## [What this task involves]
Rewrite the records as a numbered list, skipping any blank lines, beginning at the first line and ending at the line containing "- colorbar-segment: [3, 677, 69, 687]", with both of those lines included.

(Some records)

--------------------

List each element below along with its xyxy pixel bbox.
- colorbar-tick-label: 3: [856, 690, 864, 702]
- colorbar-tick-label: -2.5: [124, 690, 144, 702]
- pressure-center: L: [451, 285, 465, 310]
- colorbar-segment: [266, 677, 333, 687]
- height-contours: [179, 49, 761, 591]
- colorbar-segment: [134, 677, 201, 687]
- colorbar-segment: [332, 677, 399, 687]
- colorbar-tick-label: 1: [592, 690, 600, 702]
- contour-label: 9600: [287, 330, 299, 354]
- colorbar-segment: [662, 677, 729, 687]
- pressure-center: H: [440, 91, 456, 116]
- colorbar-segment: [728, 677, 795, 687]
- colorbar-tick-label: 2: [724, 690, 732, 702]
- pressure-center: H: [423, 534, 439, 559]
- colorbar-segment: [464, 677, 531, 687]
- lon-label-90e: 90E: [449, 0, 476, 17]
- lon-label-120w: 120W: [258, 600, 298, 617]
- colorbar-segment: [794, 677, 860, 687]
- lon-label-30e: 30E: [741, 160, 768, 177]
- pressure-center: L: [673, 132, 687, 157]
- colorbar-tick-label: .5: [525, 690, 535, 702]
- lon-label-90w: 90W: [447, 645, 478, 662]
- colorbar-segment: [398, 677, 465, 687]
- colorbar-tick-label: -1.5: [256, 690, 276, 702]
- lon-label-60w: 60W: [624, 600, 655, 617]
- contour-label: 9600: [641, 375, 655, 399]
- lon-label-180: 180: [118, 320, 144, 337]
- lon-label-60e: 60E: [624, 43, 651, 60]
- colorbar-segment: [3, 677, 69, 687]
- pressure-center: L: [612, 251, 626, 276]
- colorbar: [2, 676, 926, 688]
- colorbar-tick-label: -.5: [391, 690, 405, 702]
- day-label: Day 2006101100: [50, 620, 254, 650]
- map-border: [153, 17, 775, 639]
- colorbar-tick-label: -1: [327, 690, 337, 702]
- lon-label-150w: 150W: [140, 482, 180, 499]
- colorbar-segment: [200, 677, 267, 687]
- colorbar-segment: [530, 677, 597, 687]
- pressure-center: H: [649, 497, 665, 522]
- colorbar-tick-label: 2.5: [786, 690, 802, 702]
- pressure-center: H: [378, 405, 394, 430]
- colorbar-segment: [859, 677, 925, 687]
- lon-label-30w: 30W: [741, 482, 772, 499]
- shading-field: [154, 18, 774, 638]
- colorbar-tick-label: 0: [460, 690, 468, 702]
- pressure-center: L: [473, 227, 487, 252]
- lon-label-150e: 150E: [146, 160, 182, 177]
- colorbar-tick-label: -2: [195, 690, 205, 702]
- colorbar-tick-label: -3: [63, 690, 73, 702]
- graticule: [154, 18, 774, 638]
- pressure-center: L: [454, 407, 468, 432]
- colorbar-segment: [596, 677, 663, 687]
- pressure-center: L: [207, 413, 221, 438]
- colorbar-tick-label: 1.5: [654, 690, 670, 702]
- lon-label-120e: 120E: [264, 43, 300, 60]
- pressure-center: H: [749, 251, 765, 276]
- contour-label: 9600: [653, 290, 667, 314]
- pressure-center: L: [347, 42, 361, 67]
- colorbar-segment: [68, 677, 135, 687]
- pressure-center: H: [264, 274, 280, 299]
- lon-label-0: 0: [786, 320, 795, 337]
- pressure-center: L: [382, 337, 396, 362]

--------------------

## [Solution below]
1. List each element below along with its xyxy pixel bbox.
2. - colorbar-tick-label: 3: [856, 690, 864, 702]
3. - colorbar-tick-label: -2.5: [124, 690, 144, 702]
4. - pressure-center: L: [451, 285, 465, 310]
5. - colorbar-segment: [266, 677, 333, 687]
6. - height-contours: [179, 49, 761, 591]
7. - colorbar-segment: [134, 677, 201, 687]
8. - colorbar-segment: [332, 677, 399, 687]
9. - colorbar-tick-label: 1: [592, 690, 600, 702]
10. - contour-label: 9600: [287, 330, 299, 354]
11. - colorbar-segment: [662, 677, 729, 687]
12. - pressure-center: H: [440, 91, 456, 116]
13. - colorbar-segment: [728, 677, 795, 687]
14. - colorbar-tick-label: 2: [724, 690, 732, 702]
15. - pressure-center: H: [423, 534, 439, 559]
16. - colorbar-segment: [464, 677, 531, 687]
17. - lon-label-90e: 90E: [449, 0, 476, 17]
18. - lon-label-120w: 120W: [258, 600, 298, 617]
19. - colorbar-segment: [794, 677, 860, 687]
20. - lon-label-30e: 30E: [741, 160, 768, 177]
21. - pressure-center: L: [673, 132, 687, 157]
22. - colorbar-tick-label: .5: [525, 690, 535, 702]
23. - lon-label-90w: 90W: [447, 645, 478, 662]
24. - colorbar-segment: [398, 677, 465, 687]
25. - colorbar-tick-label: -1.5: [256, 690, 276, 702]
26. - lon-label-60w: 60W: [624, 600, 655, 617]
27. - contour-label: 9600: [641, 375, 655, 399]
28. - lon-label-180: 180: [118, 320, 144, 337]
29. - lon-label-60e: 60E: [624, 43, 651, 60]
30. - colorbar-segment: [3, 677, 69, 687]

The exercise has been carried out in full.